» **Selected text**
## START
The solution for this integration methodology involves the application of the stiffness and mass orthogonal Load Dependent Ritz Vectors of the elastic structural system to reduce the size of the nonlinear system to be solved. For that reason, this methodology is also called Nonlinear Modal Time History Analysis, because in some sense, this is a hybrid between time history analysis and modal analysis. The forces in the nonlinear elements are calculated by iteration at the end of each time or load step, and the uncoupled modal equations are solved exactly for each time increment. By iteration within each time-step, equilibrium, compatibility and all element force-deformation equations within each nonlinear element are identically satisfied.
Structures subjected to static loads can also be solved using this strategy. It is only necessary to apply the loads slowly to a constant value and add large modal damping values. Therefore, the final converged solution will be in static equilibrium and will not contain inertial forces. This procedure can also be applied to add static loads in a dynamic problem.
The main advantage of this methodology is the tremendous computational time economy. With a small number of nonlinear elements, a small percentage of the required time in a nonlinear direct integration time history analysis is needed for the same structure. As example, to solve a structure with 92 nodes, 103 elastic frames, 56 nonlinear elements and 600 time-steps at 0.02 sec for a nonlinear direct integration time history analysis using a well-known computer program in which stiffness matrix for the complete structure was recalculated for each time-step, 4320 minutes (3 days!) were required using an Intel 486 processor. Using the supercomputer Cray XMP-1, the final time to solve the same structure with the same nonlinear direct integration strategy was reduced to 3 hours. Applying the Fast Nonlinear Analysis method, with the Intel 486 processor, the final time required to solve the structure was less than 3 minutes [Wilson, 2002].
## END
Rows from a layout dataset
## START
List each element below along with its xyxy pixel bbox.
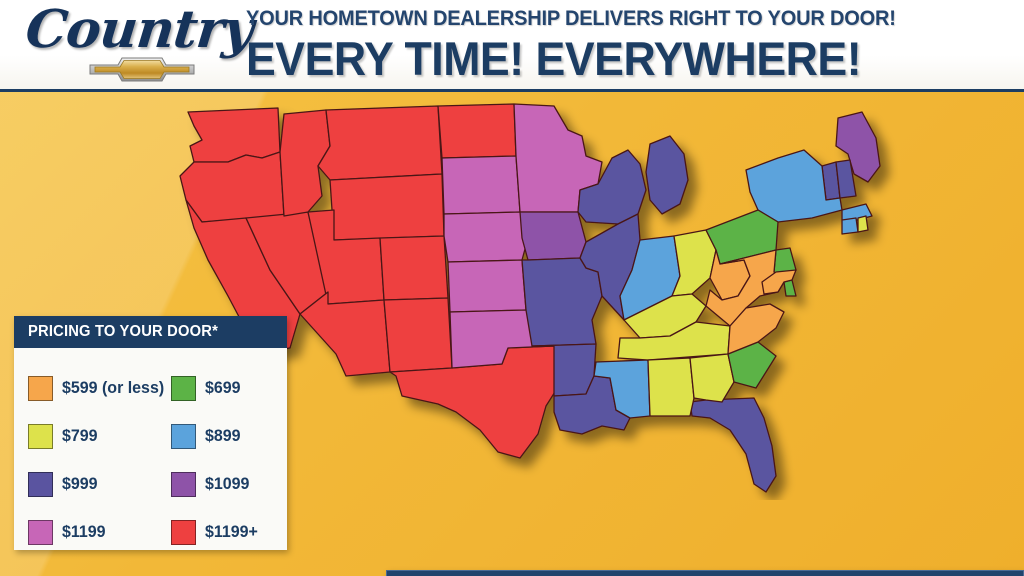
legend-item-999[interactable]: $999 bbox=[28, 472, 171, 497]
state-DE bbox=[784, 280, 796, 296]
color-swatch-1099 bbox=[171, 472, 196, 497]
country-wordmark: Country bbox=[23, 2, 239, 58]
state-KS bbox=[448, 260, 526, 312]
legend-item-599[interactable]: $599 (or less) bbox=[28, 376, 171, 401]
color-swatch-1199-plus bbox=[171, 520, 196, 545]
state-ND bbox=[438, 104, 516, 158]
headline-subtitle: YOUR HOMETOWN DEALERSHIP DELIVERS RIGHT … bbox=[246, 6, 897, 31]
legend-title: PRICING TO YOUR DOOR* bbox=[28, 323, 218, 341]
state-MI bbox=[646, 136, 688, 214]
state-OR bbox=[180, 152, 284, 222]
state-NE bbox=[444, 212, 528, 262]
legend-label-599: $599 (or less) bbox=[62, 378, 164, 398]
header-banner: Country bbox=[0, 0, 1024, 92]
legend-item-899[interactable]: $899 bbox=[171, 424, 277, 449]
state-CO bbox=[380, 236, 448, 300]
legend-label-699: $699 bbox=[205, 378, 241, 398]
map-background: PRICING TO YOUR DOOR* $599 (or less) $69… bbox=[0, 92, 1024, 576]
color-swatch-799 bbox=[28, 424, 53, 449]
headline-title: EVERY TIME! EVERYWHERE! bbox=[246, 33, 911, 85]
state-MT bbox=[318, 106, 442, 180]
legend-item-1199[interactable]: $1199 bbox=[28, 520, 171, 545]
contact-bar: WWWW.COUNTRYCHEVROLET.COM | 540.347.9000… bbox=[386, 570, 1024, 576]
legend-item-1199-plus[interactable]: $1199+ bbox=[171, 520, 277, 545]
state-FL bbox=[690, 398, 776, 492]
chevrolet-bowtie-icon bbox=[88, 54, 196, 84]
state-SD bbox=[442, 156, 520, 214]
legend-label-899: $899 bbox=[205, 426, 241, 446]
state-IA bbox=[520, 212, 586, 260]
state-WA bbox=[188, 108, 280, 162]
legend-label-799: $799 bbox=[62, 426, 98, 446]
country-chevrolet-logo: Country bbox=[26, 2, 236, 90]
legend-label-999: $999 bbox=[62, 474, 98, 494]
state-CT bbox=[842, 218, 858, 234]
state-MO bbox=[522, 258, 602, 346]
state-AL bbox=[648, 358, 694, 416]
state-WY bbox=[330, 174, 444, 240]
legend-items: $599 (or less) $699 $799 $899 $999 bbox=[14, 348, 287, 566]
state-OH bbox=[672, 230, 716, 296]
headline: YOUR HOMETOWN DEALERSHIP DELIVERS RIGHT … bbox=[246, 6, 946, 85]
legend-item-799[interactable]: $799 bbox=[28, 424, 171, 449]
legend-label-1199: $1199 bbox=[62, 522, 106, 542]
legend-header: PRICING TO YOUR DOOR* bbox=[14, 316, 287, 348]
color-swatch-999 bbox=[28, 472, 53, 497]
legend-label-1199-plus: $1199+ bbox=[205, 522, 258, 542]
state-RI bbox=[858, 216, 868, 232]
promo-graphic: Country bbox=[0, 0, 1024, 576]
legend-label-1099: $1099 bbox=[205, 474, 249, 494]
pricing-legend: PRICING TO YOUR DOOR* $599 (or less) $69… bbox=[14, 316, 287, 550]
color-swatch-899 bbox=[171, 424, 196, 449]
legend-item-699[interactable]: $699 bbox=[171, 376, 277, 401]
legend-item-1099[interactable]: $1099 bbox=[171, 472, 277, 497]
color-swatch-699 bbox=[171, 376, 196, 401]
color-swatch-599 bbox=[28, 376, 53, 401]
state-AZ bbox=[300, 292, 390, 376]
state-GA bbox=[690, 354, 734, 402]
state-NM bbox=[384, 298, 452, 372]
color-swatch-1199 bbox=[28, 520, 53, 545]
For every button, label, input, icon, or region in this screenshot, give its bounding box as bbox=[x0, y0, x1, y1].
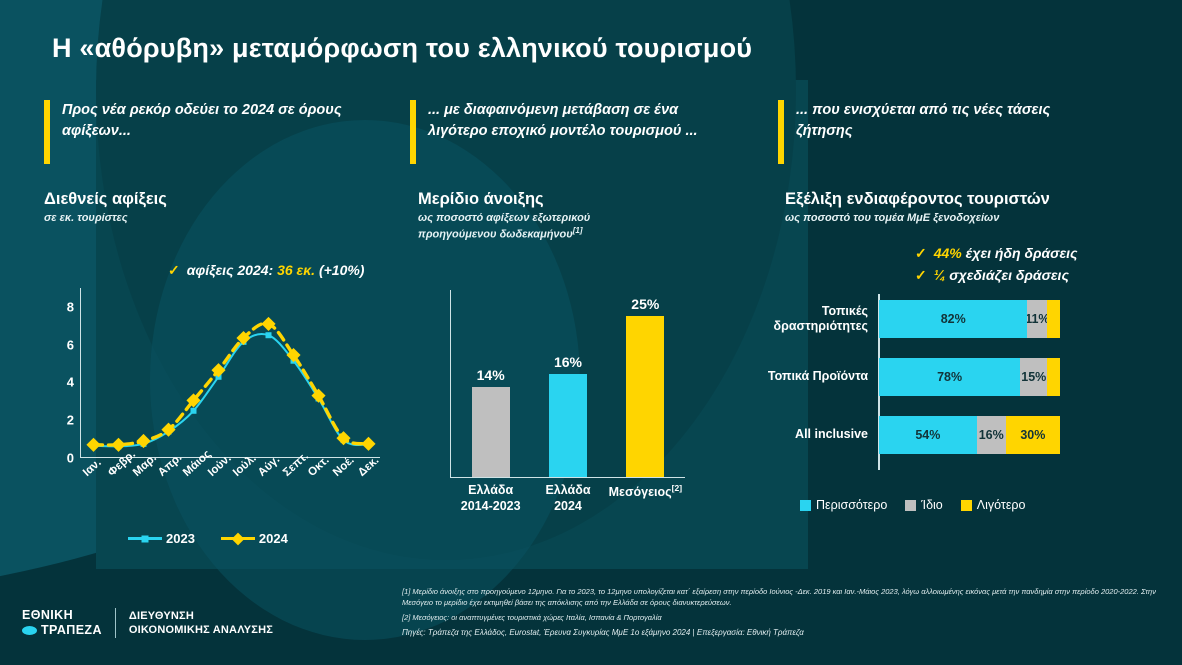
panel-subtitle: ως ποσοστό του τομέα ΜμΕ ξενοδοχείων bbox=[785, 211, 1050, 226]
## END
» **Challenges**
1. Can you condense the paragraph beginning "The main advantage of this methodology" from the text on nonlinear modal time history analysis into a short bulleted list that keeps its key facts?
2. Could you carry the text on nonlinear modal time history analysis forward with the next paragraph, starting after its final sentence?
This listing has no connection to the text on nonlinear modal time history analysis.

» **Answers for the exercise**
1.
- Main advantage: large savings in computation time.
- With few nonlinear elements, it needs only a small fraction of the time that nonlinear direct integration time history analysis takes.
- Example structure: 92 nodes, 103 elastic frames, 56 nonlinear elements, 600 time-steps at 0.02 sec.
- Direct integration, recalculating the full stiffness matrix at each time-step, on an Intel 486: 4320 minutes (3 days).
- The same strategy on a Cray XMP-1 supercomputer: 3 hours.
- The Fast Nonlinear Analysis method on the Intel 486: under 3 minutes [Wilson, 2002].

2.
It is necessary to emphasize that the Fast Nonlinear Analysis can be very fast and accurate for structures with nonlinearities lumped in some joints or elements, however for highly nonlinear structures, cable structures or structures in which the nonlinearity is mainly of geometric type, this strategy can be inaccurate. As example, the AB4 cable-stayed bridge model of this work was selected to compare results applying the Fast Nonlinear Analysis with the nonlinear direct integration time history analysis (in this case the Hilber-Hughes-Taylor-α method). Event 1 was selected as input ground motion (1000 time steps at 0.02 sec). Results of this comparison are shown in Table A.1.
Results of this comparison showed that the main differences for the earthquake response are associated with the internal forces on members. Main differences come from the towers, with up to 23% for bending moments and 21% for the compressive forces. Maximum differences for the deck compression are in the order of 11%. For the maximum cable forces, differences are less sensitive. With regard to the displacements, maximum differences were obtained for the maximum longitudinal displacements of the deck (17%).
Response Measured | Analysis strategy | |
Fast nonlinear analysis | Direct integration | |
Max. long. Tower displ. [cm] | 73.5 | 67.0 |
Max. vertical deck displ. [cm] | 23.2 | 23.0 |
Max. long. Deck displ [cm] | 47.0 | 39.0 |
Max. tower moment [MN.m] | 917 | 710 |
Max. tower compression [kN] | 210000 | 165000 |
Max. deck compression [kN] | 44800 | 39800 |
Max. cable force [kN] | 11000 | 10900 |
For all cases, the seismic responses obtained with the application of the direct integration algorithm were lower than the responses obtained with the fast nonlinear analysis. As a conclusion, it seems to be that accuracy of the Fast Nonlinear Analysis can be questionable when apply to highly nonlinear structures such as cable-stayed bridges. This implies that the analysis of nonlinear cable structures such as those proposed in this research necessarily need to be solved applying nonlinear direct integration algorithms, with the great computational effort involved. A good choice could be the application of the Hilber-Hughes-Taylor-α method.
A.4 Recent Integration Algorithms
Integration algorithms are often used to solve the temporally discretized equations of motion of structures at selected time steps. The first strategies began with the investigations of Newmark [Newmark, 1959], and since those first studies, numerous time integration algorithms have been proposed.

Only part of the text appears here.